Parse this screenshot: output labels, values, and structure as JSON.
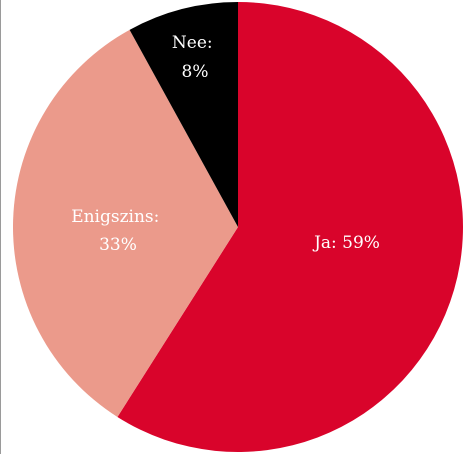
{
  "chart_data": {
    "type": "pie",
    "title": "",
    "slices": [
      {
        "label": "Ja",
        "value": 59,
        "display": "Ja: 59%",
        "color": "#d9042b",
        "text_color": "#ffffff"
      },
      {
        "label": "Enigszins",
        "value": 33,
        "display_lines": [
          "Enigszins:",
          "33%"
        ],
        "color": "#eb9a8b",
        "text_color": "#ffffff"
      },
      {
        "label": "Nee",
        "value": 8,
        "display_lines": [
          "Nee:",
          "8%"
        ],
        "color": "#000000",
        "text_color": "#ffffff"
      }
    ],
    "start": "12 o'clock",
    "direction": "clockwise"
  }
}
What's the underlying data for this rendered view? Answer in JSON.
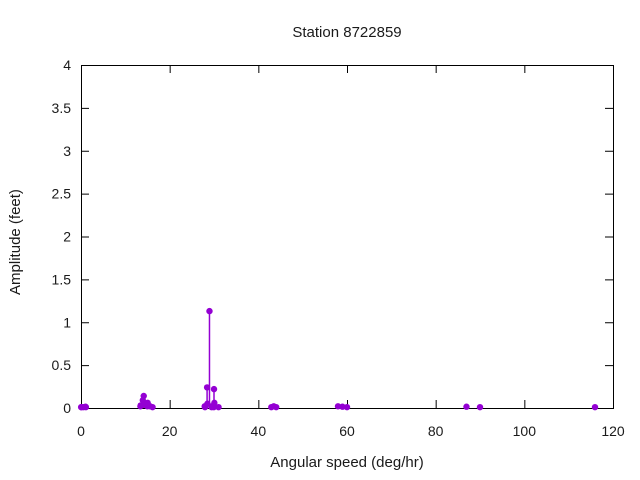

• What the exercise asks: All the lines above are to be reproduced exactly, except the pictures.

• Reply:
Parse this screenshot: output labels, values, and structure as JSON.
{
  "chart_data": {
    "type": "pie",
    "title": "",
    "slices": [
      {
        "label": "Ja",
        "value": 59,
        "display": "Ja: 59%",
        "color": "#d9042b",
        "text_color": "#ffffff"
      },
      {
        "label": "Enigszins",
        "value": 33,
        "display_lines": [
          "Enigszins:",
          "33%"
        ],
        "color": "#eb9a8b",
        "text_color": "#ffffff"
      },
      {
        "label": "Nee",
        "value": 8,
        "display_lines": [
          "Nee:",
          "8%"
        ],
        "color": "#000000",
        "text_color": "#ffffff"
      }
    ],
    "start": "12 o'clock",
    "direction": "clockwise"
  }
}
What's the underlying data for this rendered view? Answer in JSON.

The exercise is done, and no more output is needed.